Start Entries shown
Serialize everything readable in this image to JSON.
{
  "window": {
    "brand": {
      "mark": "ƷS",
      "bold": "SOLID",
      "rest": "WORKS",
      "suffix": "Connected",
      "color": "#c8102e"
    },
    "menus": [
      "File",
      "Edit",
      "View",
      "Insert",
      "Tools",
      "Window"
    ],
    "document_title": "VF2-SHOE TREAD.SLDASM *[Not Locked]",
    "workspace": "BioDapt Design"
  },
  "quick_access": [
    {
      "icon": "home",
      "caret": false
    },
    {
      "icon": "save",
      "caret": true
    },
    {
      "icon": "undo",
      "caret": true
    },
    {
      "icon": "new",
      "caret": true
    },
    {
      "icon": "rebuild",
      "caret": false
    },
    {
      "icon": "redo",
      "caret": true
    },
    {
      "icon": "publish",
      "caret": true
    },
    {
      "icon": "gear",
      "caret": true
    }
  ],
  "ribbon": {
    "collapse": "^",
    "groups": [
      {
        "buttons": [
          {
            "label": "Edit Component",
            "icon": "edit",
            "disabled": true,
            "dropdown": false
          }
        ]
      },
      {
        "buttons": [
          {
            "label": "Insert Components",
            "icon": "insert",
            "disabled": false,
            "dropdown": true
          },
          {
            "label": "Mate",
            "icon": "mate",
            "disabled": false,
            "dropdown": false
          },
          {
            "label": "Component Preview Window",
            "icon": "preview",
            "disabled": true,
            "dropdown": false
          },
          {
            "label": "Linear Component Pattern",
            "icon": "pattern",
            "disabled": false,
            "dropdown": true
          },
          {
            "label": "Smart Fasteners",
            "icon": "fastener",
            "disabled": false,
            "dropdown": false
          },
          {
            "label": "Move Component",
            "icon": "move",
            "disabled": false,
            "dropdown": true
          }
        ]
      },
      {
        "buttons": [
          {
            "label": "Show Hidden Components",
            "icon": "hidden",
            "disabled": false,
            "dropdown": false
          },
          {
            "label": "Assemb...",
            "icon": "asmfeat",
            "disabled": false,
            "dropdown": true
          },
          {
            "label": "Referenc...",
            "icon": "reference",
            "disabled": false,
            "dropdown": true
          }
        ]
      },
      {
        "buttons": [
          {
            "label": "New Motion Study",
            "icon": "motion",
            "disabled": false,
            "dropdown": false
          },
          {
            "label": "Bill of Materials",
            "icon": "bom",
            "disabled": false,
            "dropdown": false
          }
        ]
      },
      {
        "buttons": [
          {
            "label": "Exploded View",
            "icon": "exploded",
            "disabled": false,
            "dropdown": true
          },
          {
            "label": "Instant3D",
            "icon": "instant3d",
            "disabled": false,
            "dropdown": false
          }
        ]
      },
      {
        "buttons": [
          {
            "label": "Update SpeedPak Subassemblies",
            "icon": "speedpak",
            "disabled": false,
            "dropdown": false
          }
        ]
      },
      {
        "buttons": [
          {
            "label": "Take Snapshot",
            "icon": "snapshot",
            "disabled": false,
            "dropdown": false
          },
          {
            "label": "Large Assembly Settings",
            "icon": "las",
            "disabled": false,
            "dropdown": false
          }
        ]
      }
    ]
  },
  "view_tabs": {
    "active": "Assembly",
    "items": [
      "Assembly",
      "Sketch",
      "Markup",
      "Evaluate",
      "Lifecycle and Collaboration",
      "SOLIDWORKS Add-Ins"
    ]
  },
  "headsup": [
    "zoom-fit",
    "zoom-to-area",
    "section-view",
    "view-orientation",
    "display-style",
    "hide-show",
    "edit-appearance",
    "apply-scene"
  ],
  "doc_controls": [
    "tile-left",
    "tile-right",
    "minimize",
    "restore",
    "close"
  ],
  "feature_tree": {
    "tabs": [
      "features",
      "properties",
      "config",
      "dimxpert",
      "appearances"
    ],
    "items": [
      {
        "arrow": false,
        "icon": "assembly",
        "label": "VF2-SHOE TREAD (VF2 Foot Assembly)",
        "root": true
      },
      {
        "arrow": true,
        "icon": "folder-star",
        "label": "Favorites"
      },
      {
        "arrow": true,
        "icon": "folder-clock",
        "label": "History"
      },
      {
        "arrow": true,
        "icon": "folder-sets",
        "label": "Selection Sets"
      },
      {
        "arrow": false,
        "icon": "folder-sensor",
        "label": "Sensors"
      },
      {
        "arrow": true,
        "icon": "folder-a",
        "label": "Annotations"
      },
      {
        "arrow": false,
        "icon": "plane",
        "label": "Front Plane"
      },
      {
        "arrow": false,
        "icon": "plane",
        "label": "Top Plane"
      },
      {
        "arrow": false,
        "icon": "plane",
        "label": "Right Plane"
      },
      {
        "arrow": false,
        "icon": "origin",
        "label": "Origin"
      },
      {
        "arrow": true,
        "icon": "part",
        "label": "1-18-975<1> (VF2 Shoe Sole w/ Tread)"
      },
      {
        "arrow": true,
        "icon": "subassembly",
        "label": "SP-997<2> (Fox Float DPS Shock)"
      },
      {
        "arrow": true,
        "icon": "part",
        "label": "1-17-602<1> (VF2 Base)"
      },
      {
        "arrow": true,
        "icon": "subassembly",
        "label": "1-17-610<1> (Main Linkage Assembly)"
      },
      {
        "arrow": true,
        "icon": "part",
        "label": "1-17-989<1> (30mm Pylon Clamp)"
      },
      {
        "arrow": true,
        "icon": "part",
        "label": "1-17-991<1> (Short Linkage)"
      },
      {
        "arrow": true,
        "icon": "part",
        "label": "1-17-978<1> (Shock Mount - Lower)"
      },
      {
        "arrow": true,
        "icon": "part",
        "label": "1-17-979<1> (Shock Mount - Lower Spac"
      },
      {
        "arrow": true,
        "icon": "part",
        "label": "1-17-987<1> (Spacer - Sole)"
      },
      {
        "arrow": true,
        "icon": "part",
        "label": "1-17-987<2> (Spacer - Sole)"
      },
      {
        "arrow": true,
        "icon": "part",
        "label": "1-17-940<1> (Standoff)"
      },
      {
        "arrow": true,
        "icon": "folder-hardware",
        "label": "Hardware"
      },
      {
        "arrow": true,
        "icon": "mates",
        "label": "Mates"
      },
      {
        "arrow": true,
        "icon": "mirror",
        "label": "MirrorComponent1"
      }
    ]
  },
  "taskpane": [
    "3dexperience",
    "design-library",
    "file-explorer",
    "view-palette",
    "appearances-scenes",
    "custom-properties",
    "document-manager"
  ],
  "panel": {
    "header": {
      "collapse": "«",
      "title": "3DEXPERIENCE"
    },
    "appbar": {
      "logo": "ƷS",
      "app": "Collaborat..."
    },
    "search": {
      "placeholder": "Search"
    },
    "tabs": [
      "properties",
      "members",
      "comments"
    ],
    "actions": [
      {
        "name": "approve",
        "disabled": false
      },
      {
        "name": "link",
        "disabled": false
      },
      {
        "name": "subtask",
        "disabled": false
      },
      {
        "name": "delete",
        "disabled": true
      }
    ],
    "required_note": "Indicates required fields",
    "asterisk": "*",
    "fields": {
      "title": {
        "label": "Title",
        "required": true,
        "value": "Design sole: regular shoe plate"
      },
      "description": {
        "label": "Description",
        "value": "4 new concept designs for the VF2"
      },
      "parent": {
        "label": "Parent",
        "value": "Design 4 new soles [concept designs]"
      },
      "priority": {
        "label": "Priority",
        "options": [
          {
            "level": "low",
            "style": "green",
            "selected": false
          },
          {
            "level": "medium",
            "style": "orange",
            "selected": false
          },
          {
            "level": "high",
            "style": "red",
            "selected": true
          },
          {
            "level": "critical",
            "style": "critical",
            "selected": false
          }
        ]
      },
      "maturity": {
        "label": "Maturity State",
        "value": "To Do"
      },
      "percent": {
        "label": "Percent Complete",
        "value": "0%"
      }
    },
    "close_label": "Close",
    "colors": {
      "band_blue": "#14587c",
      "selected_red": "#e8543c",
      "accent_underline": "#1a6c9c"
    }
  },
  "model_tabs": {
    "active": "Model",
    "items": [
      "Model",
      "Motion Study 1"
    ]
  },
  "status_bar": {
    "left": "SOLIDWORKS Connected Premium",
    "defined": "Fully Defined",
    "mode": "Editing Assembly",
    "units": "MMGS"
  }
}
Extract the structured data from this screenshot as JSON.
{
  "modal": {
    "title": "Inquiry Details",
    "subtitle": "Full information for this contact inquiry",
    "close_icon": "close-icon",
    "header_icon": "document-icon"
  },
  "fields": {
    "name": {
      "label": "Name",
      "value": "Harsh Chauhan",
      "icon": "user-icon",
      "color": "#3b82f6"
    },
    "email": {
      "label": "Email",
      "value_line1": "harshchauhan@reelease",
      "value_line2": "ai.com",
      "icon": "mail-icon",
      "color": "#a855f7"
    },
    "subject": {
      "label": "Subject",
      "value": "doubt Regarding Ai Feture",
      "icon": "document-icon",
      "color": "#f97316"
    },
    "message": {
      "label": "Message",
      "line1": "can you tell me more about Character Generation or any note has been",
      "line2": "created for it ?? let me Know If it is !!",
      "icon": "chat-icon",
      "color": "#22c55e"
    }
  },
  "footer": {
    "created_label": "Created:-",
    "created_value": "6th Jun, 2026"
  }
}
End Entries shown
Reproduce nothing but the lines from the line containing "Extract the structured" to the last line of the data, each exactly as written.

Problem solution:
Extract the structured data from this screenshot as JSON.
{
  "modal": {
    "title": "Inquiry Details",
    "subtitle": "Full information for this contact inquiry",
    "close_icon": "close-icon",
    "header_icon": "document-icon"
  },
  "fields": {
    "name": {
      "label": "Name",
      "value": "Harsh Chauhan",
      "icon": "user-icon",
      "color": "#3b82f6"
    },
    "email": {
      "label": "Email",
      "value_line1": "harshchauhan@reelease",
      "value_line2": "ai.com",
      "icon": "mail-icon",
      "color": "#a855f7"
    },
    "subject": {
      "label": "Subject",
      "value": "doubt Regarding Ai Feture",
      "icon": "document-icon",
      "color": "#f97316"
    },
    "message": {
      "label": "Message",
      "line1": "can you tell me more about Character Generation or any note has been",
      "line2": "created for it ?? let me Know If it is !!",
      "icon": "chat-icon",
      "color": "#22c55e"
    }
  },
  "footer": {
    "created_label": "Created:-",
    "created_value": "6th Jun, 2026"
  }
}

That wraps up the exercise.